[start EXTRACTED DATA]

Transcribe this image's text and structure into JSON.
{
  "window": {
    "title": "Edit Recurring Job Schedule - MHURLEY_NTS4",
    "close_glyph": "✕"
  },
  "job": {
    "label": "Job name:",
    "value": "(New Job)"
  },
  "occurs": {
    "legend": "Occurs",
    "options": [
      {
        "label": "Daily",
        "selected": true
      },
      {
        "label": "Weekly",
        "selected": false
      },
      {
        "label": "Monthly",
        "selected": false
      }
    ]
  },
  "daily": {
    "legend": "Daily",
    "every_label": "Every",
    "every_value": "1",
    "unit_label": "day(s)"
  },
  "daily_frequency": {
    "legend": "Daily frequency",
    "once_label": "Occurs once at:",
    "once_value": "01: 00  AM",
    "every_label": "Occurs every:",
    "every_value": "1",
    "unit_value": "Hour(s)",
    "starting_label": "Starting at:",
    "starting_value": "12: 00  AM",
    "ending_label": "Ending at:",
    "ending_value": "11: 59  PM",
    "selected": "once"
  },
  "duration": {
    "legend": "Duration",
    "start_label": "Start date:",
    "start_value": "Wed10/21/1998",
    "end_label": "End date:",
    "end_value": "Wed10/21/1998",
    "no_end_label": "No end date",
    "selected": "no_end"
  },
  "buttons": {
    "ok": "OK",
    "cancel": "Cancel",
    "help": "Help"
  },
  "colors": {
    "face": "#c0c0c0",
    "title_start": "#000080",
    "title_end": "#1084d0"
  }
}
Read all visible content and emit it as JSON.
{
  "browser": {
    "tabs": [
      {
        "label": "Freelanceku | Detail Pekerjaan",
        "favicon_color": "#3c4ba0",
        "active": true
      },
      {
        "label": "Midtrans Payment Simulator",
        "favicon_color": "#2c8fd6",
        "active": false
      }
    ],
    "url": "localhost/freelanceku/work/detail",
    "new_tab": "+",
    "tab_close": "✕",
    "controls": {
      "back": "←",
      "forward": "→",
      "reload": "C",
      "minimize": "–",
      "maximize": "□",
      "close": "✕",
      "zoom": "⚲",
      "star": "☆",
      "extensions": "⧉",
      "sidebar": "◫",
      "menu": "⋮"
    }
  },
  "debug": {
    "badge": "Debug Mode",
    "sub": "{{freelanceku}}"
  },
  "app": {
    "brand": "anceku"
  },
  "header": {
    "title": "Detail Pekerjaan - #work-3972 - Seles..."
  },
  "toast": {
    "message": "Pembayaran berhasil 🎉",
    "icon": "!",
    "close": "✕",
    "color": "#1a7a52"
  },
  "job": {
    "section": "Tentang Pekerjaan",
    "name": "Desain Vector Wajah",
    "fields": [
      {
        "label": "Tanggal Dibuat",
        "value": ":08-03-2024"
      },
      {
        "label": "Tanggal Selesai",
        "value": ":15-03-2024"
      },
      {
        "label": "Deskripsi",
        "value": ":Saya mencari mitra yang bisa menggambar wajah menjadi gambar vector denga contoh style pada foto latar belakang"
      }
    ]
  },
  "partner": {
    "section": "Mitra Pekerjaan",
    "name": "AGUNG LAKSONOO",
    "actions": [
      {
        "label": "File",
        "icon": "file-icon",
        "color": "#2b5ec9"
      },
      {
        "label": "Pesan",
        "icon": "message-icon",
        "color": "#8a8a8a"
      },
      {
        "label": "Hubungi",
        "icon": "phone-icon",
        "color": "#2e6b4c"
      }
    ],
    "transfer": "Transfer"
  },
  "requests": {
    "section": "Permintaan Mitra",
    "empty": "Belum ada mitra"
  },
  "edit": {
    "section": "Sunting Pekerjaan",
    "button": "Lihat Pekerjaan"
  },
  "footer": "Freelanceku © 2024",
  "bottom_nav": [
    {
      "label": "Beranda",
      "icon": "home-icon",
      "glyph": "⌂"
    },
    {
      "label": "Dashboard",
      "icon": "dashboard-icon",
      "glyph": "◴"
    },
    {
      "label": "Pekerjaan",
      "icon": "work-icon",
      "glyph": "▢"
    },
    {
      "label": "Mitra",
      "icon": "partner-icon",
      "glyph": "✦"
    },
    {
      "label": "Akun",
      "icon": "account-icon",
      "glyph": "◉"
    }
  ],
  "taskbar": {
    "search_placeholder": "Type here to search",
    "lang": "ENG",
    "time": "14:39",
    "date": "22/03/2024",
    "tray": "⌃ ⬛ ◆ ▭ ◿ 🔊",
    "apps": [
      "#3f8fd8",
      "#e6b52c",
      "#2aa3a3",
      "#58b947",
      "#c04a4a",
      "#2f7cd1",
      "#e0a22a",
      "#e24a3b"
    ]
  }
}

[end EXTRACTED DATA]

WHAT THE TASK ASKS. Above are several records. Count the lines among them that contain "date" and give only the total.

ANSWER. 4